**Problem details:**
Retype the data below without altering anything.

**Extracted data:**
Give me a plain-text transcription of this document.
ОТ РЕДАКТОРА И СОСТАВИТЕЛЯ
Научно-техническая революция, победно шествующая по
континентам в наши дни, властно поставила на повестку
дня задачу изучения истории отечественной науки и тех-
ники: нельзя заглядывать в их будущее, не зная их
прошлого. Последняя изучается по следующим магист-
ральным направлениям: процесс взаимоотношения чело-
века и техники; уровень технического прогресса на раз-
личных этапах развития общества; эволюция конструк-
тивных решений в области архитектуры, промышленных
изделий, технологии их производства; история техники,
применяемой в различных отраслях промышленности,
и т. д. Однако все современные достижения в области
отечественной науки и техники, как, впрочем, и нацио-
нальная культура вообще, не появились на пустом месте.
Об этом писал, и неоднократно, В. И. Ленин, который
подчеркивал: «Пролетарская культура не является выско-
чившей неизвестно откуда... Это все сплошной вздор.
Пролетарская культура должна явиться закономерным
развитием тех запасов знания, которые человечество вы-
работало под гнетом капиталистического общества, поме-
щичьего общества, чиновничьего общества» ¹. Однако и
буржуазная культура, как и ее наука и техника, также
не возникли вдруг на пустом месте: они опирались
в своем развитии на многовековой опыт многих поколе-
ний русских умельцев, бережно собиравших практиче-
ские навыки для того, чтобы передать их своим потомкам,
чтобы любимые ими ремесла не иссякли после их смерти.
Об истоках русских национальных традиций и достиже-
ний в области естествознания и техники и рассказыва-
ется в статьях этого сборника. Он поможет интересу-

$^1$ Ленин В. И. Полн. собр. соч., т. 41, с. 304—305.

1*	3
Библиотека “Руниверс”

**Reply:**
Give me a plain-text transcription of this document.
ОТ РЕДАКТОРА И СОСТАВИТЕЛЯ
Научно-техническая революция, победно шествующая по
континентам в наши дни, властно поставила на повестку
дня задачу изучения истории отечественной науки и тех-
ники: нельзя заглядывать в их будущее, не зная их
прошлого. Последняя изучается по следующим магист-
ральным направлениям: процесс взаимоотношения чело-
века и техники; уровень технического прогресса на раз-
личных этапах развития общества; эволюция конструк-
тивных решений в области архитектуры, промышленных
изделий, технологии их производства; история техники,
применяемой в различных отраслях промышленности,
и т. д. Однако все современные достижения в области
отечественной науки и техники, как, впрочем, и нацио-
нальная культура вообще, не появились на пустом месте.
Об этом писал, и неоднократно, В. И. Ленин, который
подчеркивал: «Пролетарская культура не является выско-
чившей неизвестно откуда... Это все сплошной вздор.
Пролетарская культура должна явиться закономерным
развитием тех запасов знания, которые человечество вы-
работало под гнетом капиталистического общества, поме-
щичьего общества, чиновничьего общества» ¹. Однако и
буржуазная культура, как и ее наука и техника, также
не возникли вдруг на пустом месте: они опирались
в своем развитии на многовековой опыт многих поколе-
ний русских умельцев, бережно собиравших практиче-
ские навыки для того, чтобы передать их своим потомкам,
чтобы любимые ими ремесла не иссякли после их смерти.
Об истоках русских национальных традиций и достиже-
ний в области естествознания и техники и рассказыва-
ется в статьях этого сборника. Он поможет интересу-

$^1$ Ленин В. И. Полн. собр. соч., т. 41, с. 304—305.

1*	3
Библиотека “Руниверс”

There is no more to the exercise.